Material supplied start

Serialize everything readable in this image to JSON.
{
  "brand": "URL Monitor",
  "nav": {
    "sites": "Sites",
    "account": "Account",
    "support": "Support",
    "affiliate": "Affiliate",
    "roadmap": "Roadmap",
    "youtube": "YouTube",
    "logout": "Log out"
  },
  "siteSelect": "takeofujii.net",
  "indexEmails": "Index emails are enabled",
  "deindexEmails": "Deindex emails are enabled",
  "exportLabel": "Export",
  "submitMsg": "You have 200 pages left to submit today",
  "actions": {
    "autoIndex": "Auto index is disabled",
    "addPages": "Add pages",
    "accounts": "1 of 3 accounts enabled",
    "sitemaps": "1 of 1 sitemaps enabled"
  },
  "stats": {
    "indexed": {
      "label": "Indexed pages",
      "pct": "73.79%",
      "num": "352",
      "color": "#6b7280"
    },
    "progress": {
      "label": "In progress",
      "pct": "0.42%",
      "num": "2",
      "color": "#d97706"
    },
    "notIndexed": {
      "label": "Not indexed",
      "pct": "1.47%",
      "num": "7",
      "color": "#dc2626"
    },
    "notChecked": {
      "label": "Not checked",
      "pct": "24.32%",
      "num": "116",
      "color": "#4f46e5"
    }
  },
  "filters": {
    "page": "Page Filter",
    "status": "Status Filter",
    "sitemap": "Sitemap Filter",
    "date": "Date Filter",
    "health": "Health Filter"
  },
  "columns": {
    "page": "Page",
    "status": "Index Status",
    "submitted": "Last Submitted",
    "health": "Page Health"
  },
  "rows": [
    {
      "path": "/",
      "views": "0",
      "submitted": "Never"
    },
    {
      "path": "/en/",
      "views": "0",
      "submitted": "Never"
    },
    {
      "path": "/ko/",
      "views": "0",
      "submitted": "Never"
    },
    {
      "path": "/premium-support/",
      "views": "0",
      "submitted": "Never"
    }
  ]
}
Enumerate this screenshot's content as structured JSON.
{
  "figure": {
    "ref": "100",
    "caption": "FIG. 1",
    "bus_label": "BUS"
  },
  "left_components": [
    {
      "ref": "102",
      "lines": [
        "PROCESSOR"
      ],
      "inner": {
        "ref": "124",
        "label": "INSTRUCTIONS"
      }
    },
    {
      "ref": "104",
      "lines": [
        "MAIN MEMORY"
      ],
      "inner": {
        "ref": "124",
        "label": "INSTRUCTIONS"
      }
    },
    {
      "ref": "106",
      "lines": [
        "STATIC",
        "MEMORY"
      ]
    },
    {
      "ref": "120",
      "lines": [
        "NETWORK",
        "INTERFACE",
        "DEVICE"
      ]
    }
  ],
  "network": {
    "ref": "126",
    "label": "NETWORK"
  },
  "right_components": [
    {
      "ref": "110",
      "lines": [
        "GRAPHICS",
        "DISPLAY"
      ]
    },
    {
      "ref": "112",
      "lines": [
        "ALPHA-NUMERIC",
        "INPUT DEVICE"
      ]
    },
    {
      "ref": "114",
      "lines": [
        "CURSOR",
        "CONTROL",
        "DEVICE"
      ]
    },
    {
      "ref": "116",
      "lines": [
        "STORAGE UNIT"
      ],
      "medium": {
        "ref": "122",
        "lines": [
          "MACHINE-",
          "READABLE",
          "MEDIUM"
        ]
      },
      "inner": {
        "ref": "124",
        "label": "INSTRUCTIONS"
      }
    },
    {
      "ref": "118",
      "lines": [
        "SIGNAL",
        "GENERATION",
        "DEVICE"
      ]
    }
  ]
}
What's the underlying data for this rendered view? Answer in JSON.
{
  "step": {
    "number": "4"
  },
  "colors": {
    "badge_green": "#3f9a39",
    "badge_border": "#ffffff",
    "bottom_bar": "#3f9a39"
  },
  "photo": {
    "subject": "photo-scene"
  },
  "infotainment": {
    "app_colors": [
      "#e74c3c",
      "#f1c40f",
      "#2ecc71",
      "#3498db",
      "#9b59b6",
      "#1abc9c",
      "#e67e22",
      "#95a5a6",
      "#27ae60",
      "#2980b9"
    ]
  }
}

Material supplied end

The task => List all lines from the entries that include the word "status".

Result for this task =>
    "status": "Status Filter",
    "status": "Index Status",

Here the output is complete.